▸ **Gestellte Aufgabe 1**:
Zähle im bereitgestellten Material die Zeilen, in denen das Wort „title“ vorkommt. Nenne nur die Anzahl.

▸ **Vorliegender Text**:
● ● ● ● ● ● ●

Ist der Zölibat heute hilfreich für Priester?
Ungeteilt für Gott
Verheiratete sorgen sich um die Dinge der Welt, Unverheiratete um die Sache des Herrn. So sagt es Paulus im Korintherbrief. Demnach ist die Ehelosigkeit hilfreich für den Dienst des Priesters. Pfarrer Thilo Wilhelm bestätigt das.
Thilo Wilhelm ist im besten Alter. 43 Jahre alt, zwei Hochschulabschlüsse, Leitungsposition. Schlank, ein fröhliches Wesen, nur die Haare werden langsam lichter. Andere in seinem Alter haben Haus, Ehefrau, Kinder. Wilhelm nicht. Vor mehr als zehn Jahren verzichtete er auf eine eigene Familie: 2007 wurde Wilhelm zum Priester geweiht. Schon ein halbes Jahr zuvor, bei seiner Diakonenweihe, hatte er den Zölibat, die priesterliche Ehelosigkeit, versprochen.
Wilhelm stammt aus einer katholischen Familie aus Hagen im Osnabrücker Land. Dort engagierte er sich in seiner Kirchengemeinde, war Messdiener und Firmkatechet. Nach dem Abitur studierte Wilhelm Betriebswirtschaft. „Mir war immer klar, dass ich ein Leben aus christlicher Verantwortung führen wollte“, aber eben nicht mehr. Noch nicht.
Während des Studiums reifte die Entscheidung, Priester zu werden. Ein besonderes Berufungserlebnis hatte er nicht, der Wunsch, sein Leben Gott zu widmen, entwickelte sich aber immer stärker, bis er sich schließlich entschied, Priester zu werden. „Ich wollte ganz aus dieser Beziehung zu Gott leben.“ Er machte sein BWL-Diplom, studierte Theologie, wurde zum Priester geweiht. Nach verschiedenen anderen Stationen ist Wilhelm nun Pfarrer der Domgemeinde in Osnabrück und als Regens für die Priesterausbildung im Bistum Osnabrück zuständig.

● ● ● ● ● ● ●

▸ **Bereitgestelltes Material**:
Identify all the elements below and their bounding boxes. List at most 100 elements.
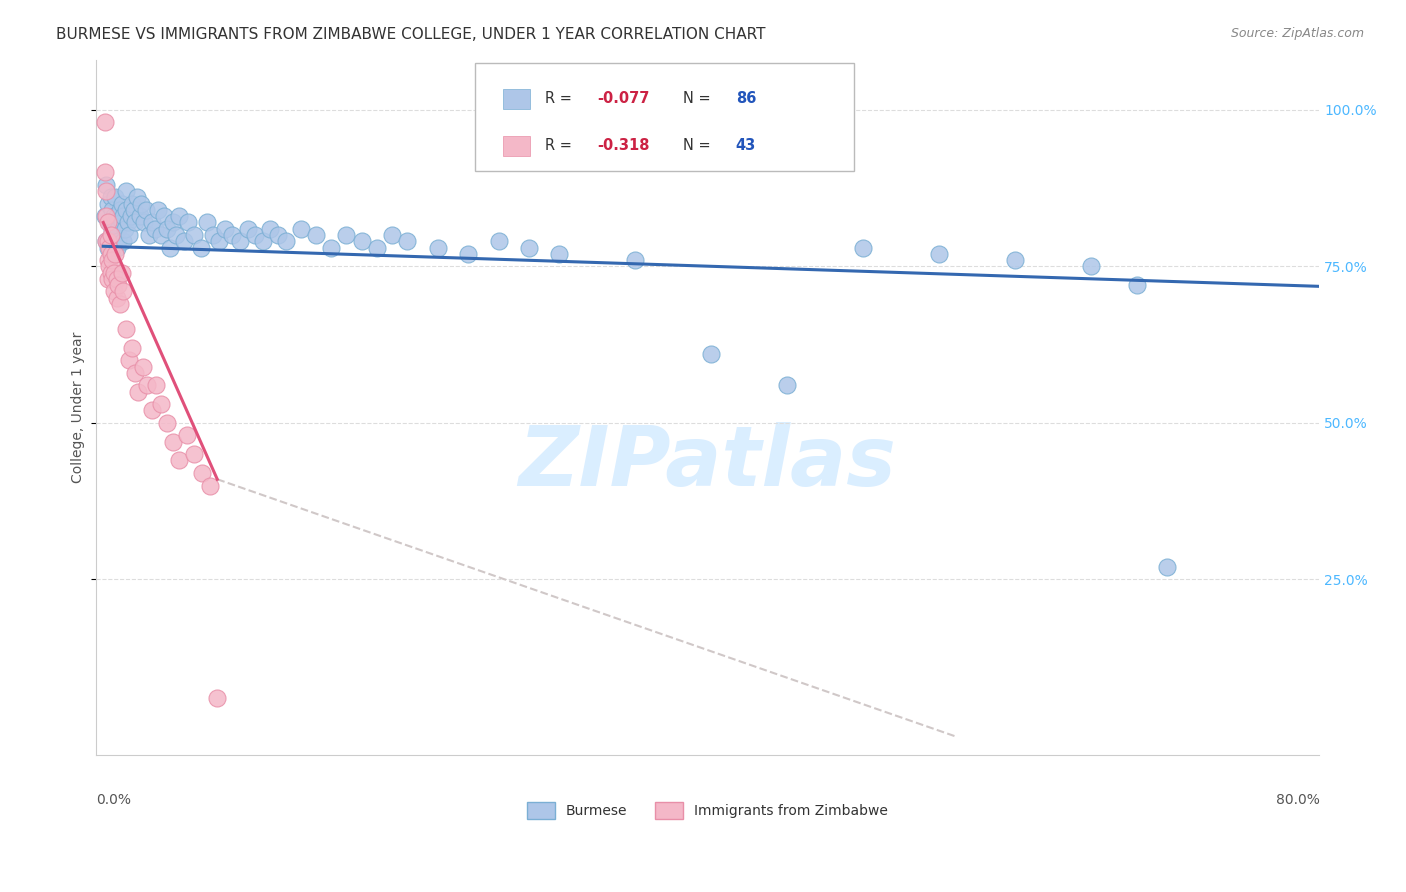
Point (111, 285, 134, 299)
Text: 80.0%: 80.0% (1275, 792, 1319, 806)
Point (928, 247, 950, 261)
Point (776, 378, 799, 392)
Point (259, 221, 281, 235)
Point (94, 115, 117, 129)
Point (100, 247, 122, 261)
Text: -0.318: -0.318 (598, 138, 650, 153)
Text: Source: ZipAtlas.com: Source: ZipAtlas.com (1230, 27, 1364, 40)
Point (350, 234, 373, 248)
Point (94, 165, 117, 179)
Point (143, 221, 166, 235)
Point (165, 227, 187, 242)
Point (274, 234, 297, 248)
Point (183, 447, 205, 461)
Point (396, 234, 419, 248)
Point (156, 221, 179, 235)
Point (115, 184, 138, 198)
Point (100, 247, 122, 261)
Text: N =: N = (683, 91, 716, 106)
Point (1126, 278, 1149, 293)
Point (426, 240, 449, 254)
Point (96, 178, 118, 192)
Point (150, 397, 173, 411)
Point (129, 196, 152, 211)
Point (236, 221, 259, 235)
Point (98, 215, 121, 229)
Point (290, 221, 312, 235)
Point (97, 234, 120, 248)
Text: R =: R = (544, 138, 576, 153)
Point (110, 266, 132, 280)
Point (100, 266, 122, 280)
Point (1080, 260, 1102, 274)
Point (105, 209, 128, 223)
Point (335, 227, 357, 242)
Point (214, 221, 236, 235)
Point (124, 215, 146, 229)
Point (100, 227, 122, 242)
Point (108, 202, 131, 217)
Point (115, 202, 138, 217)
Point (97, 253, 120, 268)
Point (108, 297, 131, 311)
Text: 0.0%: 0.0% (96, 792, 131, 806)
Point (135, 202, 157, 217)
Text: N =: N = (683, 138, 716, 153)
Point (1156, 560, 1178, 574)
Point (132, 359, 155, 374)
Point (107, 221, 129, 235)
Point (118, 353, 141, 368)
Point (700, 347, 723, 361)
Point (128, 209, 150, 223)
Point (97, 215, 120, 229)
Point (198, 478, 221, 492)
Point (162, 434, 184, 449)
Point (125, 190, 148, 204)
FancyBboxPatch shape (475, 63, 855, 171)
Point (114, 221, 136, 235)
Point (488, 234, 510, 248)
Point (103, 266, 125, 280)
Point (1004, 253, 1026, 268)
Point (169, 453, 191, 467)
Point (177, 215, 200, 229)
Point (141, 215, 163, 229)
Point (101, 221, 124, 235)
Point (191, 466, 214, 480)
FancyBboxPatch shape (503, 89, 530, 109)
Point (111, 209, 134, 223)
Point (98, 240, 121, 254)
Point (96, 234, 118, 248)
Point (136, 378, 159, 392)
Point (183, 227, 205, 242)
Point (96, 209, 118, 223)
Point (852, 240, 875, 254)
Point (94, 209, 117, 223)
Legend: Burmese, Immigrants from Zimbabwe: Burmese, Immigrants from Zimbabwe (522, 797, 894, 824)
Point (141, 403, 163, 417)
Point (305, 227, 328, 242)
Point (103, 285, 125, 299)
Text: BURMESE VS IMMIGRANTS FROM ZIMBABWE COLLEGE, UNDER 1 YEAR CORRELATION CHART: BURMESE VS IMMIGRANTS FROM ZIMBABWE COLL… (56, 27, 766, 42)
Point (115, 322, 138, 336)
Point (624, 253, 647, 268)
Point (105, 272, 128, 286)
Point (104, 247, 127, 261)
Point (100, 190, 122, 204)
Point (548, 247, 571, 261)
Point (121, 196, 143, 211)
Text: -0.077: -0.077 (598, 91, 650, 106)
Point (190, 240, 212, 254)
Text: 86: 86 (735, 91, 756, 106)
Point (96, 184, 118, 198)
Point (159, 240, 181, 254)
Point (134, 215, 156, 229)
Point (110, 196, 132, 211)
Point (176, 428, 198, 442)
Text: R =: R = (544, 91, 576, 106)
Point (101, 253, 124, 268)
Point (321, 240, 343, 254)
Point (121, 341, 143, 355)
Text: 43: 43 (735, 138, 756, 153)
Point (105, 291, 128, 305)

● ● ● ● ● ● ●

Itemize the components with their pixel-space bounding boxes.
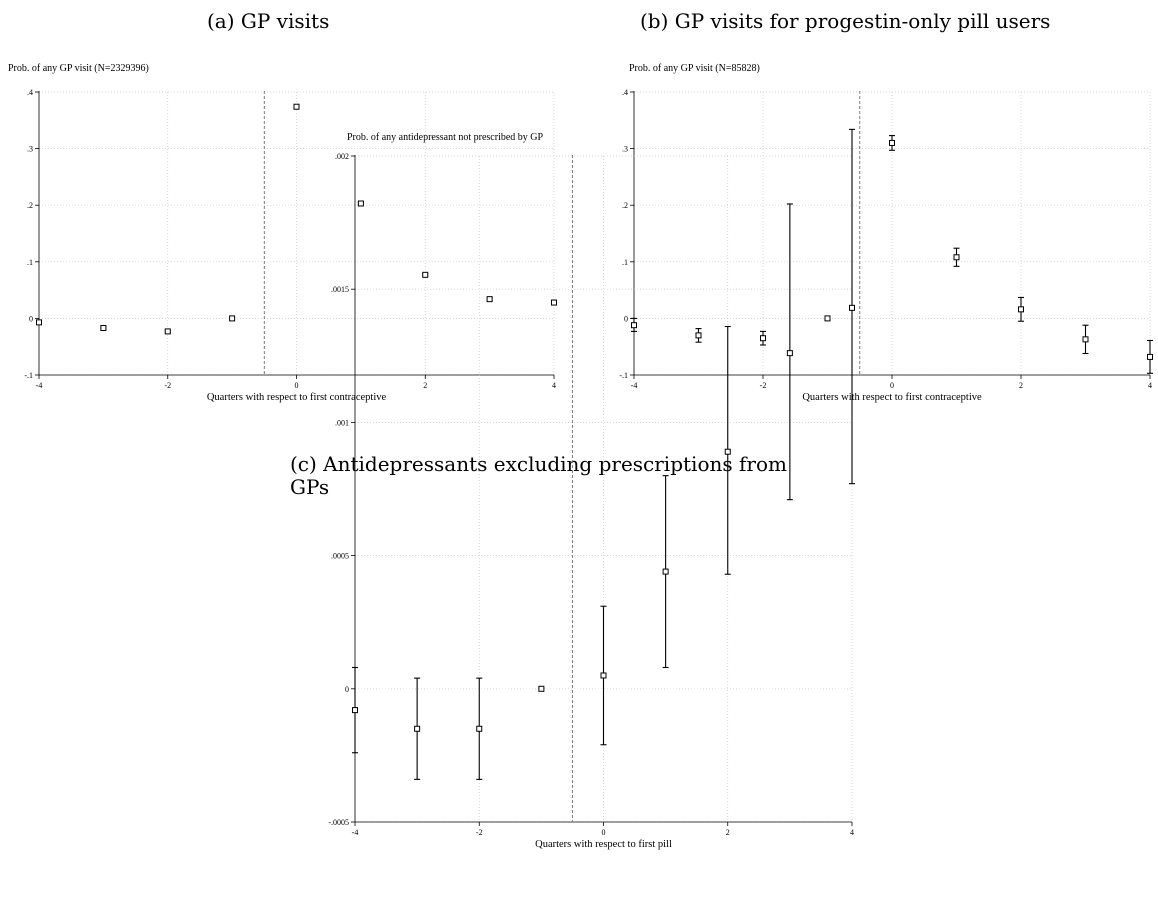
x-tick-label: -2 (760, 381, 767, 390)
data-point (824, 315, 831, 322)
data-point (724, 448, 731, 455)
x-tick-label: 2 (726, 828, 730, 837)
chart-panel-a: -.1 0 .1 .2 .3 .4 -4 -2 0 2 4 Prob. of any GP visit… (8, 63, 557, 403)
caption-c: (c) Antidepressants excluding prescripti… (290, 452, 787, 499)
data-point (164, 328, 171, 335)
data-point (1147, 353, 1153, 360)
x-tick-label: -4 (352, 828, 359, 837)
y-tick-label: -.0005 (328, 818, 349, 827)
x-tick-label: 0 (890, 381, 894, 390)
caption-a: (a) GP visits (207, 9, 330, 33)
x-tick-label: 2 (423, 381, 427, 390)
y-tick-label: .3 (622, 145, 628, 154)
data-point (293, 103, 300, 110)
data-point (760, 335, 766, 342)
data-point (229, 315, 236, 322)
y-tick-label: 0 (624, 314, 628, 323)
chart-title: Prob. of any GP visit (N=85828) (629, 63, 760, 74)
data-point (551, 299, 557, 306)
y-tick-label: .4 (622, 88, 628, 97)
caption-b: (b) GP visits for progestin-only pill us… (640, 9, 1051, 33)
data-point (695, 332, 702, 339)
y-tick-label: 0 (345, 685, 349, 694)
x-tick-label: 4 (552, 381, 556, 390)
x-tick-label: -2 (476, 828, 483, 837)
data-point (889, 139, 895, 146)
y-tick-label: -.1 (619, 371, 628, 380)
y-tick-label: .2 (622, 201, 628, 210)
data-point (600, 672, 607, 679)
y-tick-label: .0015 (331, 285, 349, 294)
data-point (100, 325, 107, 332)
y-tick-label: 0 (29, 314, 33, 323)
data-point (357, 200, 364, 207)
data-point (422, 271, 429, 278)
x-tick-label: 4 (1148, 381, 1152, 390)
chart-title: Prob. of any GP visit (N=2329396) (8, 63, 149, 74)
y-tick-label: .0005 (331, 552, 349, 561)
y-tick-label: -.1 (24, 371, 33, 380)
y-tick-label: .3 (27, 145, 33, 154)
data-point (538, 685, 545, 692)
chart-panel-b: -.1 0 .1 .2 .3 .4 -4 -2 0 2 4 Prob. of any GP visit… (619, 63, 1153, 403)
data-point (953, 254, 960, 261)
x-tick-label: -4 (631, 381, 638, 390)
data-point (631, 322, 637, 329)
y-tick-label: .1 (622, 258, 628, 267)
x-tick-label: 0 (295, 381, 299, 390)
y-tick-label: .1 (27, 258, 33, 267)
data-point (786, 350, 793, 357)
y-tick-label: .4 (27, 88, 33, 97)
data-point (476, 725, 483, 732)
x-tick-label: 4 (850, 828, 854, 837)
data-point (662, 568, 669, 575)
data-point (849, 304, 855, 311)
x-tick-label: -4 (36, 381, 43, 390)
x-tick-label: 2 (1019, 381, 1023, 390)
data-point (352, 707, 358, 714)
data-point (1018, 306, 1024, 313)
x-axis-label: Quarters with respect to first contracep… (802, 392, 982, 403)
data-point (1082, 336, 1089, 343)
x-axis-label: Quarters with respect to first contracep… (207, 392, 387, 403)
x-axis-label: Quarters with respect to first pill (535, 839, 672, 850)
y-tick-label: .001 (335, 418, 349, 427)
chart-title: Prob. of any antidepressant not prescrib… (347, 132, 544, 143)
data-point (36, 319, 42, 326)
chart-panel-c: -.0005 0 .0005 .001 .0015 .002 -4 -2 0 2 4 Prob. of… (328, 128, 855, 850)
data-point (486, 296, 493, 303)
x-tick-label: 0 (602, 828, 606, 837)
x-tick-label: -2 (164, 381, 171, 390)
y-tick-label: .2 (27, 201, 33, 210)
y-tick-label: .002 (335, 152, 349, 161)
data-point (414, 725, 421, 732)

● ● ● ● ● ● ●

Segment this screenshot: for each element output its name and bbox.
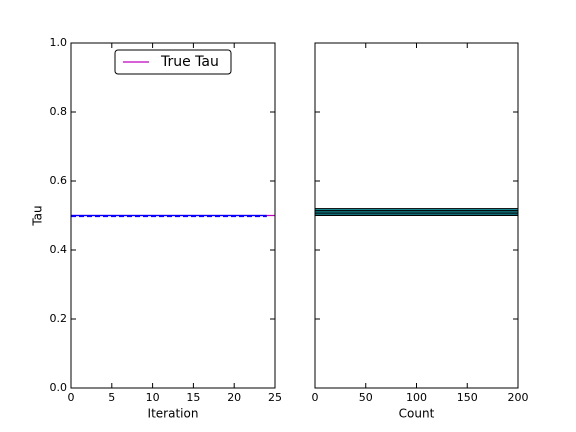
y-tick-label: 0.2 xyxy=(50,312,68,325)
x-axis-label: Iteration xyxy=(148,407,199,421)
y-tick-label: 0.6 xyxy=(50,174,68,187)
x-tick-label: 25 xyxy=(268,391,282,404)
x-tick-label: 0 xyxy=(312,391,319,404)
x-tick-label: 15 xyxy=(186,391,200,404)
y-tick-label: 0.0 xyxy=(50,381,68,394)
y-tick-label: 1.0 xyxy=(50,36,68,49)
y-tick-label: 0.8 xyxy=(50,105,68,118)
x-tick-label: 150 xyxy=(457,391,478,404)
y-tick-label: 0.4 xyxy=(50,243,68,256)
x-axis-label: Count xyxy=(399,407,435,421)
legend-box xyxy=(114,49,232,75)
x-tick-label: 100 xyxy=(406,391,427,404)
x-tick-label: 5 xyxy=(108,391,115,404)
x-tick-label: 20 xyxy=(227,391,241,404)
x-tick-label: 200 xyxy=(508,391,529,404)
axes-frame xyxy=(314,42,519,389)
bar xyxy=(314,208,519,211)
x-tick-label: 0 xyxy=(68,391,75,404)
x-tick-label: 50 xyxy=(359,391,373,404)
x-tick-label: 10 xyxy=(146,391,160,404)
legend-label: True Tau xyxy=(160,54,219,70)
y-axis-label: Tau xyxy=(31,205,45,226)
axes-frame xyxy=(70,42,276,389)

● ● ● ● ● ● ●

▸ **Gestellte Aufgabe 2**:
Welches Fach studierte Thilo Wilhelm laut dem Text über den Zölibat nach dem Abitur?

▸ **Lösung der Aufgabe 1**:
3

▸ **Lösung der Aufgabe 2**:
Betriebswirtschaft